*What is being asked:* Scan the listing and work out how many lines contain the word "tourism". Nothing but the number should be given.
______
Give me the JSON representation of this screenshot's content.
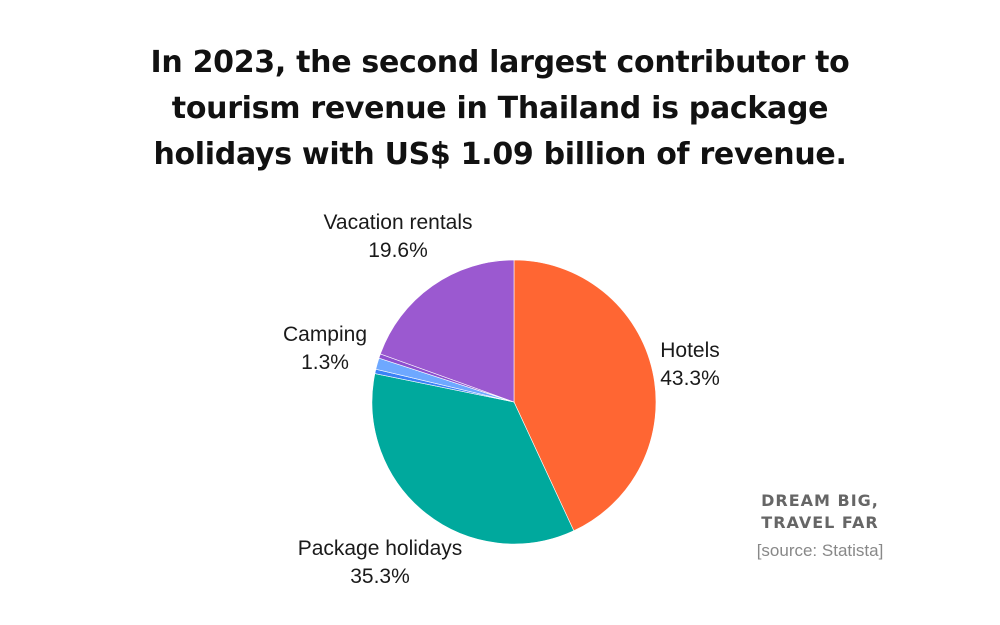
{
  "title_lines": [
    "In 2023, the second largest contributor to",
    "tourism revenue in Thailand is package",
    "holidays with US$ 1.09 billion of revenue."
  ],
  "brand_lines": [
    "DREAM BIG,",
    "TRAVEL FAR"
  ],
  "source": "[source: Statista]",
  "chart_data": {
    "type": "pie",
    "title": "In 2023, the second largest contributor to tourism revenue in Thailand is package holidays with US$ 1.09 billion of revenue.",
    "start_angle_deg": 0,
    "direction": "clockwise",
    "slices": [
      {
        "label": "Hotels",
        "value_label": "43.3%",
        "value": 43.3,
        "color": "#FF6633"
      },
      {
        "label": "Package holidays",
        "value_label": "35.3%",
        "value": 35.3,
        "color": "#00A99D"
      },
      {
        "label": "",
        "value_label": "",
        "value": 0.5,
        "color": "#3B82F6"
      },
      {
        "label": "Camping",
        "value_label": "1.3%",
        "value": 1.3,
        "color": "#6EA8FF"
      },
      {
        "label": "",
        "value_label": "",
        "value": 0.5,
        "color": "#8E4FCF"
      },
      {
        "label": "Vacation rentals",
        "value_label": "19.6%",
        "value": 19.6,
        "color": "#9B59D0"
      }
    ]
  }
}
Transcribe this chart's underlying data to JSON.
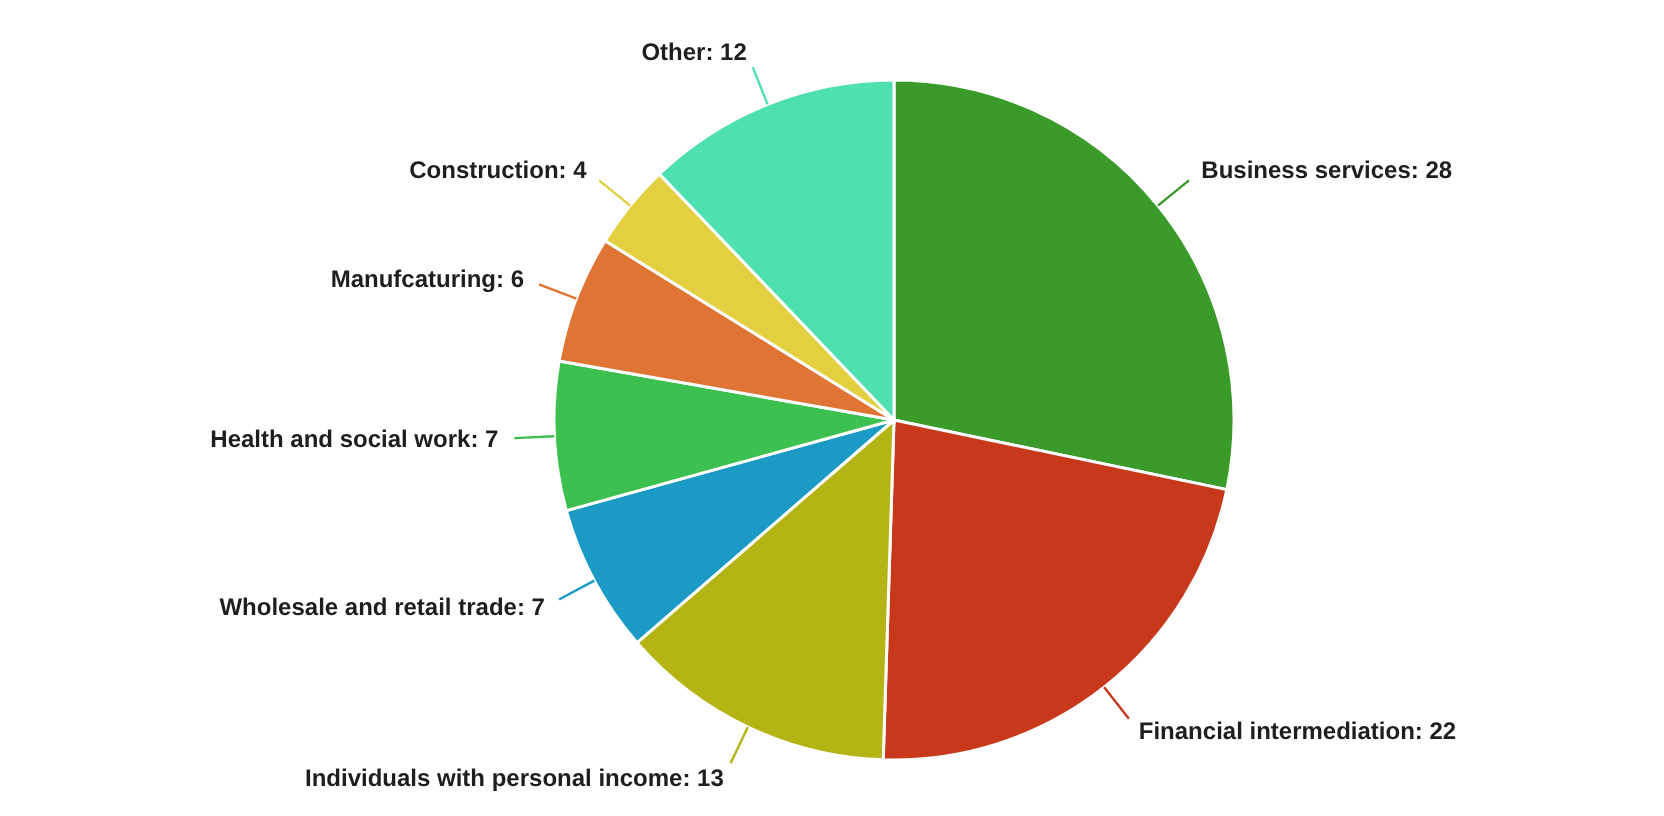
{
  "chart_data": {
    "type": "pie",
    "categories": [
      "Business services",
      "Financial intermediation",
      "Individuals with personal income",
      "Wholesale and retail trade",
      "Health and social work",
      "Manufcaturing",
      "Construction",
      "Other"
    ],
    "values": [
      28,
      22,
      13,
      7,
      7,
      6,
      4,
      12
    ],
    "colors": [
      "#3a9a2a",
      "#c8381a",
      "#b4b414",
      "#1a9ac4",
      "#3cc050",
      "#e07434",
      "#e2d040",
      "#4ee0b0"
    ],
    "value_labels": [
      ": 28",
      ": 22",
      ": 13",
      ": 7",
      ": 7",
      ": 6",
      ": 4",
      ": 12"
    ],
    "legend": false
  }
}
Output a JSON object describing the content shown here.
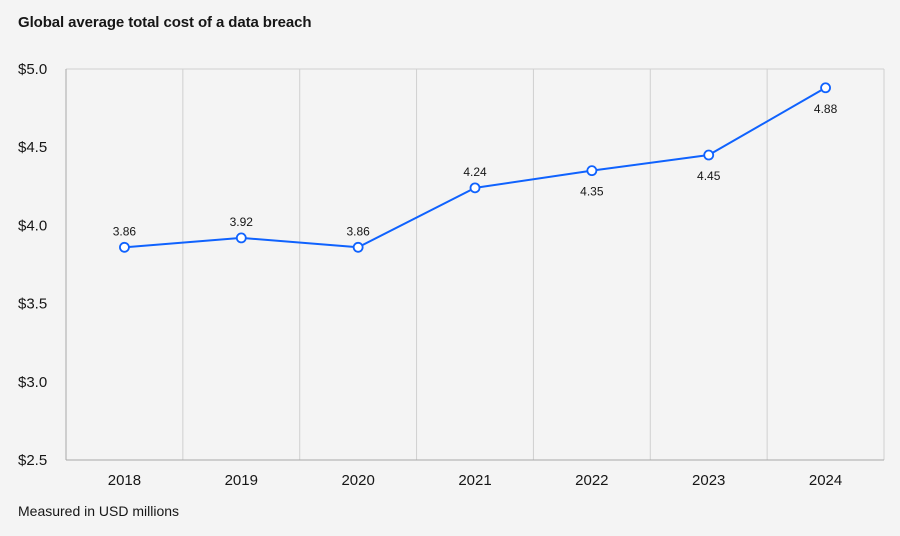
{
  "chart_data": {
    "type": "line",
    "title": "Global average total cost of a data breach",
    "footnote": "Measured in USD millions",
    "categories": [
      "2018",
      "2019",
      "2020",
      "2021",
      "2022",
      "2023",
      "2024"
    ],
    "series": [
      {
        "values": [
          3.86,
          3.92,
          3.86,
          4.24,
          4.35,
          4.45,
          4.88
        ],
        "labels": [
          "3.86",
          "3.92",
          "3.86",
          "4.24",
          "4.35",
          "4.45",
          "4.88"
        ],
        "label_positions": [
          "above",
          "above",
          "above",
          "above",
          "below",
          "below",
          "below"
        ],
        "color": "#0f62fe"
      }
    ],
    "ylim": [
      2.5,
      5.0
    ],
    "yticks": [
      2.5,
      3.0,
      3.5,
      4.0,
      4.5,
      5.0
    ],
    "ytick_labels": [
      "$2.5",
      "$3.0",
      "$3.5",
      "$4.0",
      "$4.5",
      "$5.0"
    ],
    "grid": "vertical",
    "colors": {
      "line": "#0f62fe",
      "grid": "#d0d0d0",
      "axis": "#a8a8a8",
      "background": "#f4f4f4"
    }
  }
}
______
*Expected output:* 2